■ The request: Collect every line that includes the string "duration".

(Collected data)
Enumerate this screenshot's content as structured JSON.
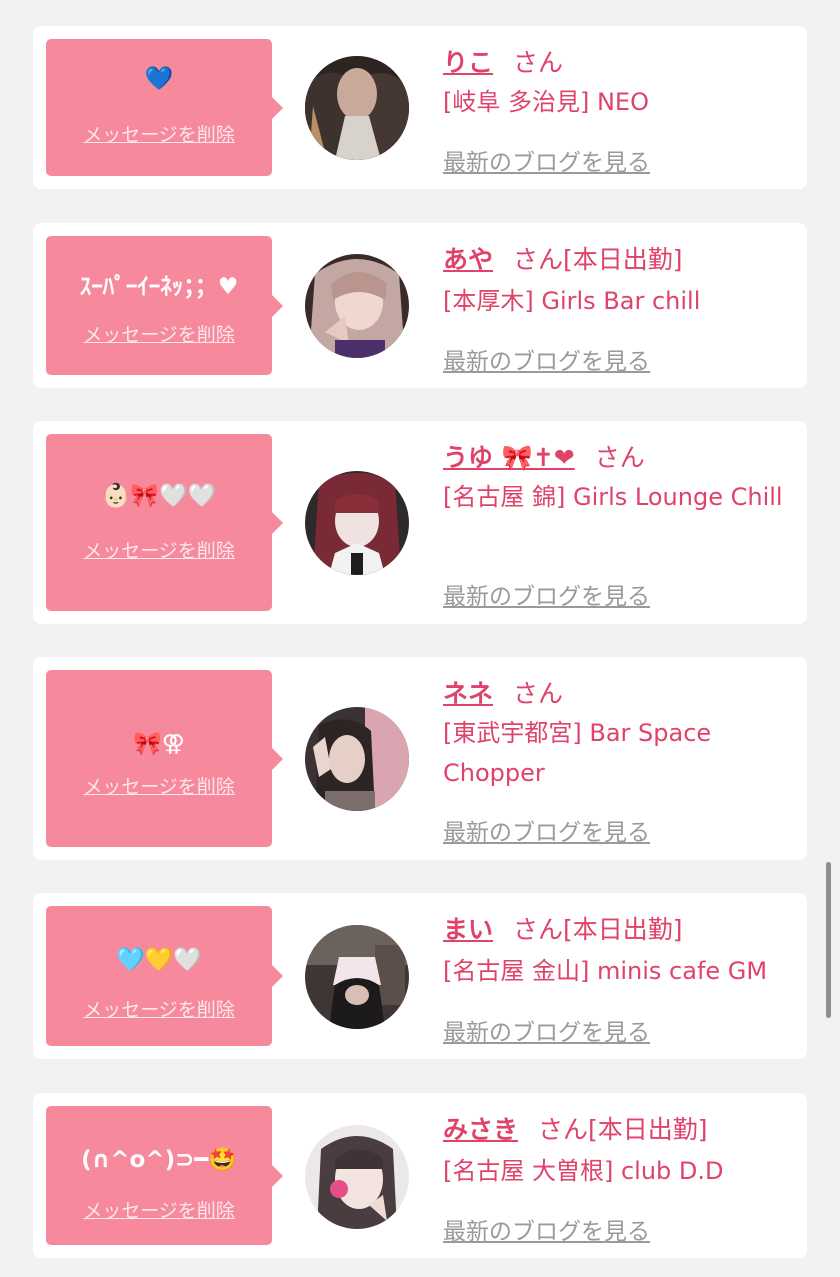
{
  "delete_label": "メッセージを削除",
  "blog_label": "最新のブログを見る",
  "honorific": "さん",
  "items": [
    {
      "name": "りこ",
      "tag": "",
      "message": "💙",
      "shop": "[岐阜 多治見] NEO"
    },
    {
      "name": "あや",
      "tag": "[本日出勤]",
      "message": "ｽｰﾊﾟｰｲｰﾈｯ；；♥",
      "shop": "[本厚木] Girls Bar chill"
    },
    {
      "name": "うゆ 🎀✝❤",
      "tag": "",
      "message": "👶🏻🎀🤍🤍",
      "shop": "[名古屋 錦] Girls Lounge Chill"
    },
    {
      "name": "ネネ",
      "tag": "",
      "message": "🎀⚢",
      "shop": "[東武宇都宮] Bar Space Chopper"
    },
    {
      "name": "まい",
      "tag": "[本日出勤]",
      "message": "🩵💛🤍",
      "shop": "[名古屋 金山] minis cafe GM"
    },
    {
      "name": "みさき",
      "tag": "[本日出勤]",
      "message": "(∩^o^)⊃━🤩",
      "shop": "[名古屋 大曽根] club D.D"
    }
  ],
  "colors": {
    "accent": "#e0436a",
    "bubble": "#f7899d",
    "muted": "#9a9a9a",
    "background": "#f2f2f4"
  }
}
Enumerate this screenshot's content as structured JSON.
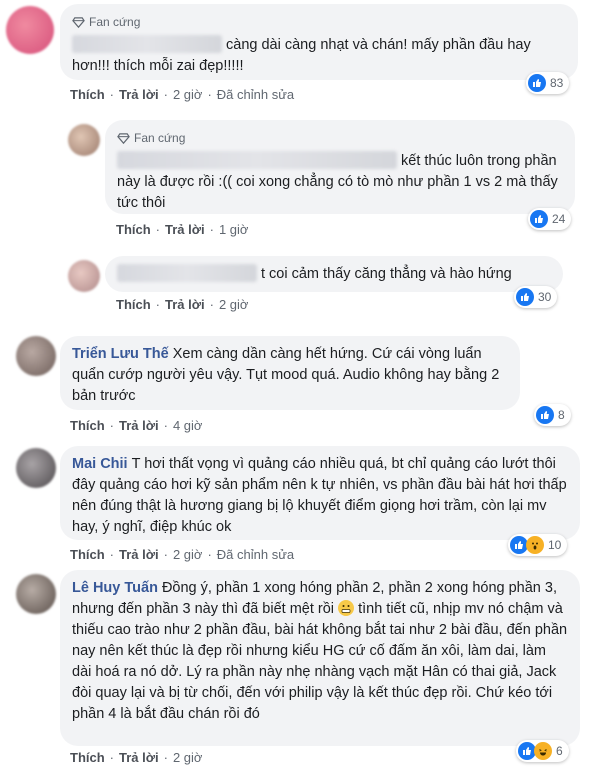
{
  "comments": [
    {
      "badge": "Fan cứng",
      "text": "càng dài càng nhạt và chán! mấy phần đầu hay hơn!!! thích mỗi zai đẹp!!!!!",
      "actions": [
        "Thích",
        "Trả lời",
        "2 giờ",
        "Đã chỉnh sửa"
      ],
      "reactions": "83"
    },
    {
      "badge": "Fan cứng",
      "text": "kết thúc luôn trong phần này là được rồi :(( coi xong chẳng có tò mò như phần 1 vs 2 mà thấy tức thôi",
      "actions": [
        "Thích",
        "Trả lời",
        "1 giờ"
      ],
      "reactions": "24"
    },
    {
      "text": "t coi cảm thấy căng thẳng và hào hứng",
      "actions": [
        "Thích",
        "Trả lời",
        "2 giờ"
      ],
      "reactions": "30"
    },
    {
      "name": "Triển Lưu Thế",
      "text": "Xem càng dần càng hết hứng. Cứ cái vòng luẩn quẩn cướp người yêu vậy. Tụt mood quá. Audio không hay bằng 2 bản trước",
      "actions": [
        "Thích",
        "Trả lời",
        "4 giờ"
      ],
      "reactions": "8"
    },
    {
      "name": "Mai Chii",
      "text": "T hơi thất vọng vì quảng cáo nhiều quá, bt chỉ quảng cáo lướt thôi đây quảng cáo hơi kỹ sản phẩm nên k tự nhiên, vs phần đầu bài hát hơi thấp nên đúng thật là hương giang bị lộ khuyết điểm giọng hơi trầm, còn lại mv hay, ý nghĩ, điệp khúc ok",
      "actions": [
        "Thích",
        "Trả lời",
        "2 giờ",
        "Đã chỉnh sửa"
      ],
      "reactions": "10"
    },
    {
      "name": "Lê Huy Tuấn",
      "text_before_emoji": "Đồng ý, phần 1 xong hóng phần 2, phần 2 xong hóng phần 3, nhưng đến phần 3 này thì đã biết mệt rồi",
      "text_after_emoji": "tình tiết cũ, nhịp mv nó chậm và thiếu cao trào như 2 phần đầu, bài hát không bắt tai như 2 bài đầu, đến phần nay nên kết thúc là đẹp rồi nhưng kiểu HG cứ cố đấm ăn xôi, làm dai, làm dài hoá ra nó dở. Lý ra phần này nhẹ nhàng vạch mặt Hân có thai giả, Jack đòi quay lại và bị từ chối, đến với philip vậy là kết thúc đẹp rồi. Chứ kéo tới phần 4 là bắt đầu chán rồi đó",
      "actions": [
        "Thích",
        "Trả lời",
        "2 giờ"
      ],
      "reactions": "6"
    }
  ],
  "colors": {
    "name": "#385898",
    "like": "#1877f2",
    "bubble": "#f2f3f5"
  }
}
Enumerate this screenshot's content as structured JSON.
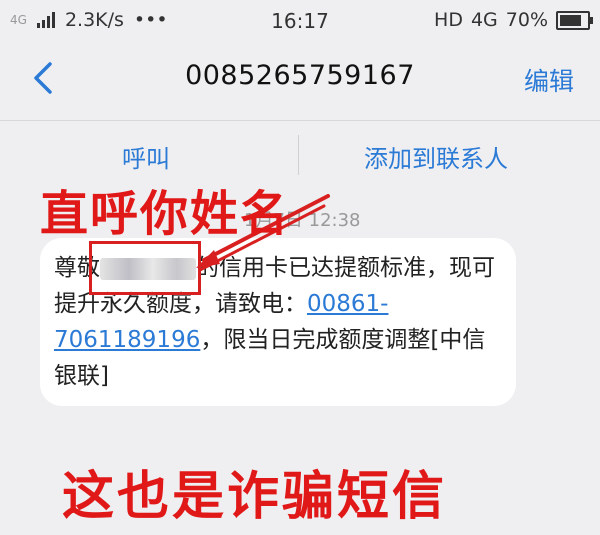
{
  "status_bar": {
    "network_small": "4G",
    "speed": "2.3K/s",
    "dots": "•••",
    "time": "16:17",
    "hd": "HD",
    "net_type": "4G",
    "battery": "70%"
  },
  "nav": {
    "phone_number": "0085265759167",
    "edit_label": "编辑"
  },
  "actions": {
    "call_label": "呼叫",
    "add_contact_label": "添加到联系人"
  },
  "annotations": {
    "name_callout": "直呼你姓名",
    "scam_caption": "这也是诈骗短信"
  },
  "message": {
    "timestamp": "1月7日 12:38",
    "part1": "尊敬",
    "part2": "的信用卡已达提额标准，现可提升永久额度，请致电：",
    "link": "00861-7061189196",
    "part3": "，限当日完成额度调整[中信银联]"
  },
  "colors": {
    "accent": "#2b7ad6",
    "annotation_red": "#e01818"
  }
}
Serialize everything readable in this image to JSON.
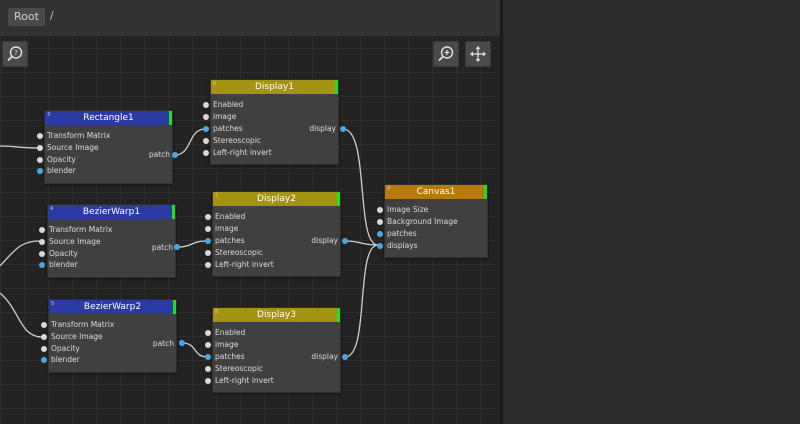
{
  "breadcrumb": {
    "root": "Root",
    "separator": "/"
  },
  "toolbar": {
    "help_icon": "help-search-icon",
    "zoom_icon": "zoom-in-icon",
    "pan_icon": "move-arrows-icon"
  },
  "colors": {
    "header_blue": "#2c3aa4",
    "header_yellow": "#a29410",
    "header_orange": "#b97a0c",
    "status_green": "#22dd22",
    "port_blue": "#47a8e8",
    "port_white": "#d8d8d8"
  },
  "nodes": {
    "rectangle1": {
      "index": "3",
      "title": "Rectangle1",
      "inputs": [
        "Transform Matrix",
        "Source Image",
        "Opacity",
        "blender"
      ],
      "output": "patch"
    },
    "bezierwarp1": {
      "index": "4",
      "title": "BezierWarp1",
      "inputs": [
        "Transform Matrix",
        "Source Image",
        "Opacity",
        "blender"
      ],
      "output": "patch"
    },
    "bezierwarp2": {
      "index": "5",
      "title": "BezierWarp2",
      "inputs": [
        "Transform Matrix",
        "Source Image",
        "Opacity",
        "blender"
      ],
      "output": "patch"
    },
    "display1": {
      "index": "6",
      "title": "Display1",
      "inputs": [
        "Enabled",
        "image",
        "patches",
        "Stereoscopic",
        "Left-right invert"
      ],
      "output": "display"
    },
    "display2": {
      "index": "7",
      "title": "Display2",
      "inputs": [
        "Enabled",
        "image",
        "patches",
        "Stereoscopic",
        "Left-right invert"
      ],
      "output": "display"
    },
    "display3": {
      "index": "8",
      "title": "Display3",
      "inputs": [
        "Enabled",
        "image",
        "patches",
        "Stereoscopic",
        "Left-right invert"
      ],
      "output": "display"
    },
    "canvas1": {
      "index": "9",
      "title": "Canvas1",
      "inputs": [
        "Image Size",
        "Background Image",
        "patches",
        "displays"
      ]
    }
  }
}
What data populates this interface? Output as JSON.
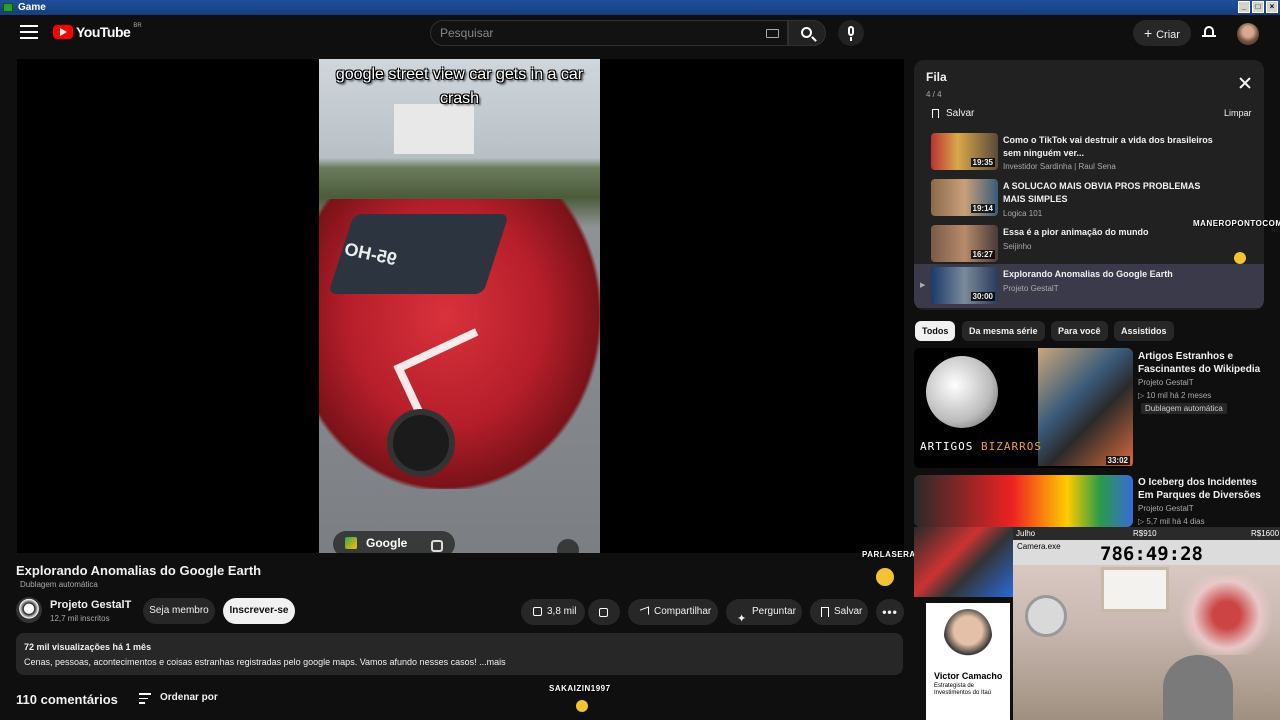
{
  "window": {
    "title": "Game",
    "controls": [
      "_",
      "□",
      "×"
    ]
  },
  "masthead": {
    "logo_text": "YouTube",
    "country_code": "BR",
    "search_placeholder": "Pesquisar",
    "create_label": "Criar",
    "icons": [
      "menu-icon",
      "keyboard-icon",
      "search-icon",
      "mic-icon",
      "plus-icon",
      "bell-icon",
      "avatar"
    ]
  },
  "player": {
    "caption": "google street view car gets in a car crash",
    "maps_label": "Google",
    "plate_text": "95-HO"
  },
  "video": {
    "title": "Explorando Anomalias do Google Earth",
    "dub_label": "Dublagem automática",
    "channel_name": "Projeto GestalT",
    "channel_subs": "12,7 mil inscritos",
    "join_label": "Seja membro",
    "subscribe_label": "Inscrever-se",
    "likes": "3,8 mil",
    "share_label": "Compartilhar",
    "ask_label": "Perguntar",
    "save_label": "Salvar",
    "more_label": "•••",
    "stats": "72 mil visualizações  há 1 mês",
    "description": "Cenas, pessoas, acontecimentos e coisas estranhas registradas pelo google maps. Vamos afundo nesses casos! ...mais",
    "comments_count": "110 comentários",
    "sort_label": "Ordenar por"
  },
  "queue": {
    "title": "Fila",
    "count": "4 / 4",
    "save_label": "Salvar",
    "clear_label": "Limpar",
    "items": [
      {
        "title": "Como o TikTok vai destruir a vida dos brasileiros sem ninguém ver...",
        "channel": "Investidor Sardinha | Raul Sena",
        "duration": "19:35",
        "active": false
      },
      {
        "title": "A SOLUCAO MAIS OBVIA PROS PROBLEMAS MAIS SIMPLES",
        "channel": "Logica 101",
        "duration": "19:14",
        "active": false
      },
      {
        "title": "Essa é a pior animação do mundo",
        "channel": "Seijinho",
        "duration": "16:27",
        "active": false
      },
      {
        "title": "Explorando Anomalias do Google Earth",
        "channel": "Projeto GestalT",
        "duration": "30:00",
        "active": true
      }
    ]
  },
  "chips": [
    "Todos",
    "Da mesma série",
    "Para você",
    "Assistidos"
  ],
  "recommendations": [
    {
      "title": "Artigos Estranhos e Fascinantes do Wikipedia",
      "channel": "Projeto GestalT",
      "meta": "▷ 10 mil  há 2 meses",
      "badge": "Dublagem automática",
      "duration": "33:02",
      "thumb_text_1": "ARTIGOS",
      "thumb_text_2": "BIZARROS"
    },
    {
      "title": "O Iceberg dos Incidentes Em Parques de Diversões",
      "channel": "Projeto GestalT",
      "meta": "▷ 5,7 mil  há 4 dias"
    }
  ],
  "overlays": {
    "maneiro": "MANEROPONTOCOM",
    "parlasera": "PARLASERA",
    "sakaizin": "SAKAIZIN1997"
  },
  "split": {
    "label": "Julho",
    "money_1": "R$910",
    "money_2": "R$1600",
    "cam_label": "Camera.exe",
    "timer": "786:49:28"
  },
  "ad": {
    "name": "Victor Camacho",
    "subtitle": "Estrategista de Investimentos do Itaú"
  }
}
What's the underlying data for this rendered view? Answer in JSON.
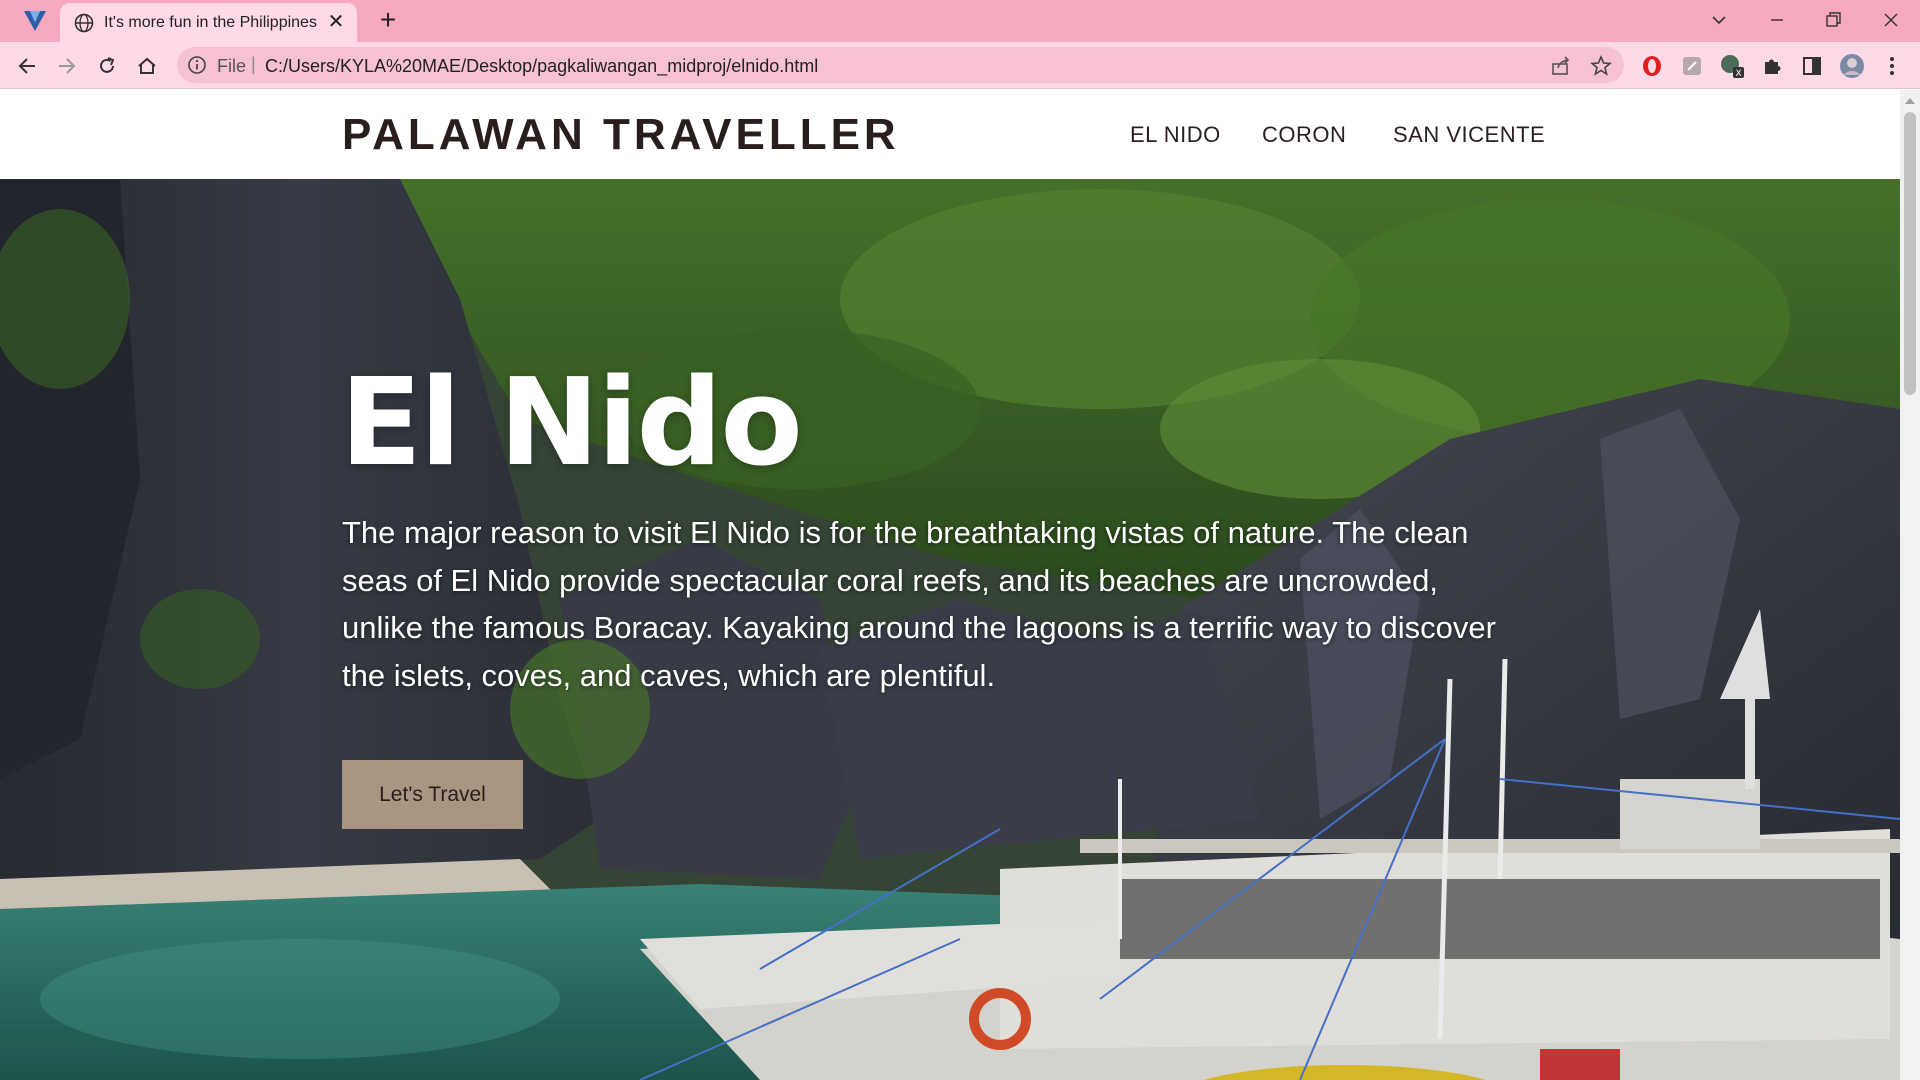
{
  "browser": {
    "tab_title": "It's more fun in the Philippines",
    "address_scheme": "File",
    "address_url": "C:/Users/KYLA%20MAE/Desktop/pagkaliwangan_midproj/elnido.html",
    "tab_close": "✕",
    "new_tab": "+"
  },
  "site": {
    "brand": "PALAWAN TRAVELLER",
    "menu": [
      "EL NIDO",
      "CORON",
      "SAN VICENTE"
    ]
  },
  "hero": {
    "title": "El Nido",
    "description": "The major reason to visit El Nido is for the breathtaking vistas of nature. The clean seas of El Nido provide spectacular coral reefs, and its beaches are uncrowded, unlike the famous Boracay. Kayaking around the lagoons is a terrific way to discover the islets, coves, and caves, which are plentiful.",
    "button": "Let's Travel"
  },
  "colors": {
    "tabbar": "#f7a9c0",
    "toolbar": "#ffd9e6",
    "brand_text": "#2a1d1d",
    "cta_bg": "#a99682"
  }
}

■ Correct output:
        "duration": "19:35",
        "duration": "19:14",
        "duration": "16:27",
        "duration": "30:00",
      "duration": "33:02",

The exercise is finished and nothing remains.